## Items from a data source
==========

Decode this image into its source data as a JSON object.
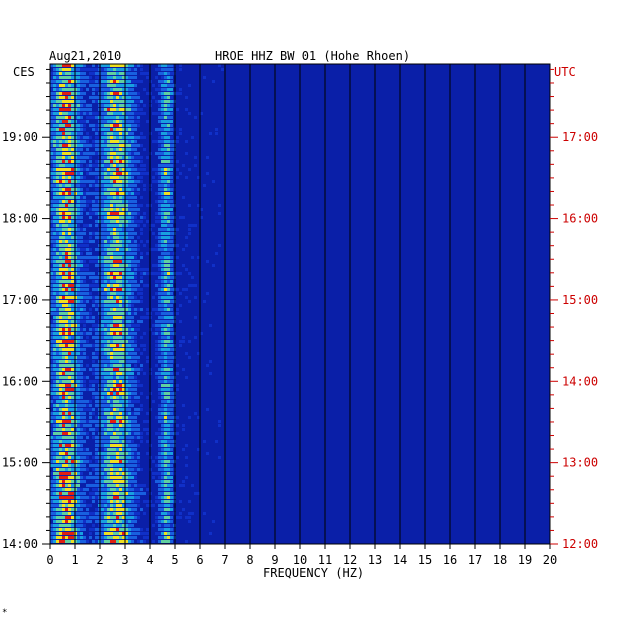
{
  "chart_data": {
    "type": "heatmap",
    "title": "HROE HHZ BW 01 (Hohe Rhoen)",
    "date": "Aug21,2010",
    "left_timezone": "CES",
    "right_timezone": "UTC",
    "xlabel": "FREQUENCY (HZ)",
    "x_ticks": [
      0,
      1,
      2,
      3,
      4,
      5,
      6,
      7,
      8,
      9,
      10,
      11,
      12,
      13,
      14,
      15,
      16,
      17,
      18,
      19,
      20
    ],
    "xlim": [
      0,
      20
    ],
    "left_ticks": [
      "19:00",
      "18:00",
      "17:00",
      "16:00",
      "15:00",
      "14:00"
    ],
    "right_ticks": [
      "17:00",
      "16:00",
      "15:00",
      "14:00",
      "13:00",
      "12:00"
    ],
    "tick_hours": [
      19,
      18,
      17,
      16,
      15,
      14
    ],
    "ylim_hours": [
      14,
      19.9
    ],
    "colors": {
      "background": "#0a1fa8",
      "low": "#1030c8",
      "mid": "#18a0e0",
      "high": "#f0e020",
      "peak": "#e02010",
      "utc_label": "#cc0000"
    },
    "energy_bands_hz": [
      {
        "center": 0.6,
        "width": 0.5,
        "strength": 1.0
      },
      {
        "center": 2.6,
        "width": 0.6,
        "strength": 0.9
      },
      {
        "center": 4.6,
        "width": 0.25,
        "strength": 0.65
      }
    ],
    "footer_mark": "*"
  }
}
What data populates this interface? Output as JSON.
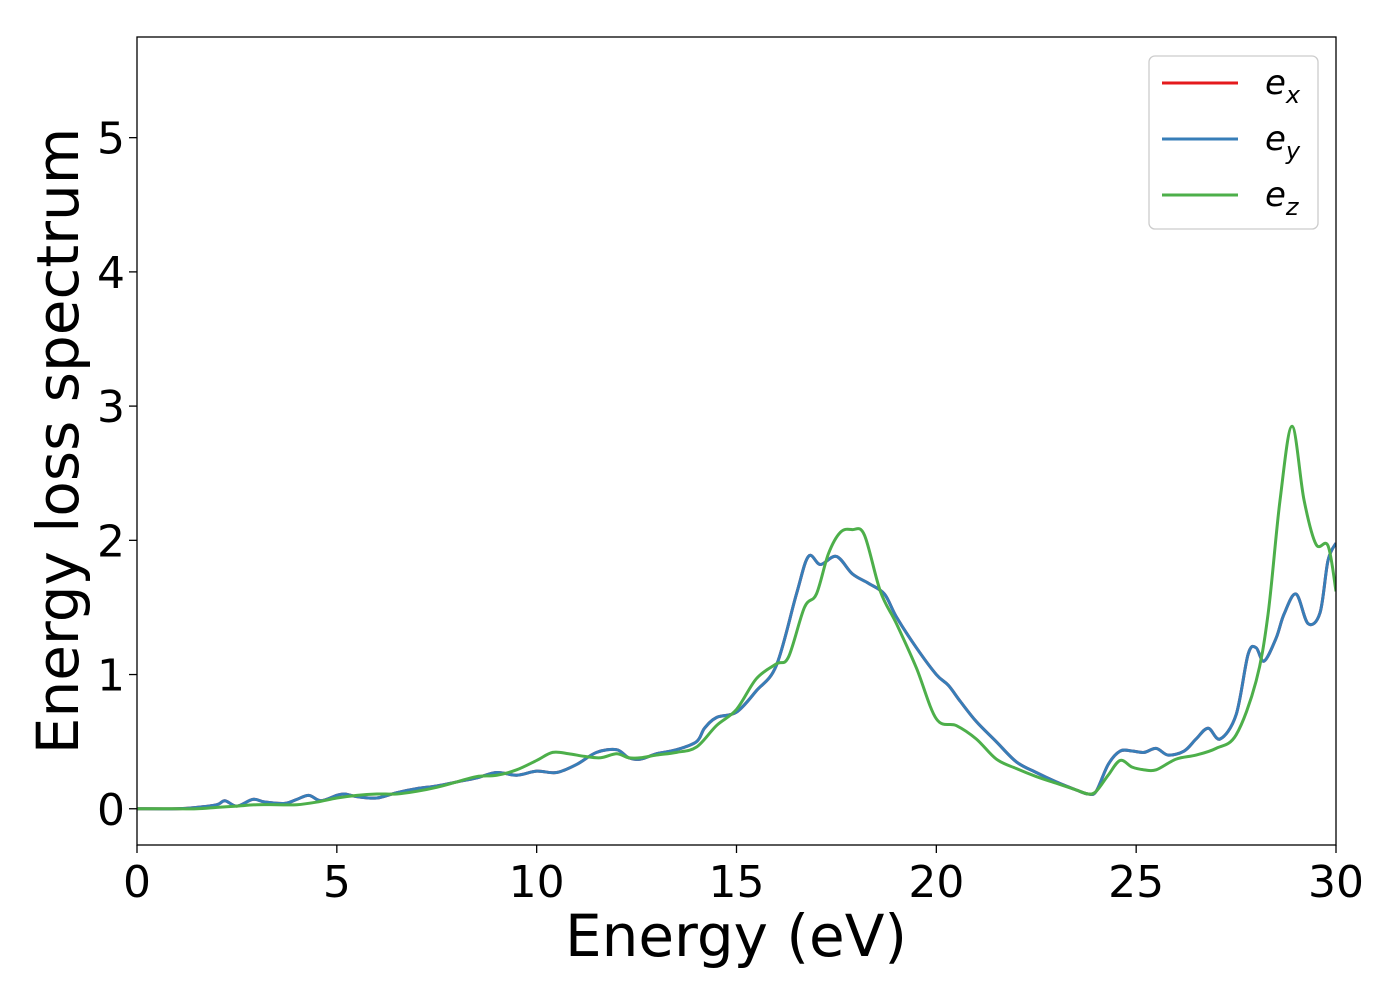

==========

## Work required
Reproduce every line precisely as given, omitting all pictures.

## Finished answer
Decode this image into its source data as a JSON object.
{
  "chart_data": {
    "type": "heatmap",
    "title": "HROE HHZ BW 01 (Hohe Rhoen)",
    "date": "Aug21,2010",
    "left_timezone": "CES",
    "right_timezone": "UTC",
    "xlabel": "FREQUENCY (HZ)",
    "x_ticks": [
      0,
      1,
      2,
      3,
      4,
      5,
      6,
      7,
      8,
      9,
      10,
      11,
      12,
      13,
      14,
      15,
      16,
      17,
      18,
      19,
      20
    ],
    "xlim": [
      0,
      20
    ],
    "left_ticks": [
      "19:00",
      "18:00",
      "17:00",
      "16:00",
      "15:00",
      "14:00"
    ],
    "right_ticks": [
      "17:00",
      "16:00",
      "15:00",
      "14:00",
      "13:00",
      "12:00"
    ],
    "tick_hours": [
      19,
      18,
      17,
      16,
      15,
      14
    ],
    "ylim_hours": [
      14,
      19.9
    ],
    "colors": {
      "background": "#0a1fa8",
      "low": "#1030c8",
      "mid": "#18a0e0",
      "high": "#f0e020",
      "peak": "#e02010",
      "utc_label": "#cc0000"
    },
    "energy_bands_hz": [
      {
        "center": 0.6,
        "width": 0.5,
        "strength": 1.0
      },
      {
        "center": 2.6,
        "width": 0.6,
        "strength": 0.9
      },
      {
        "center": 4.6,
        "width": 0.25,
        "strength": 0.65
      }
    ],
    "footer_mark": "*"
  }
}
What data populates this interface? Output as JSON.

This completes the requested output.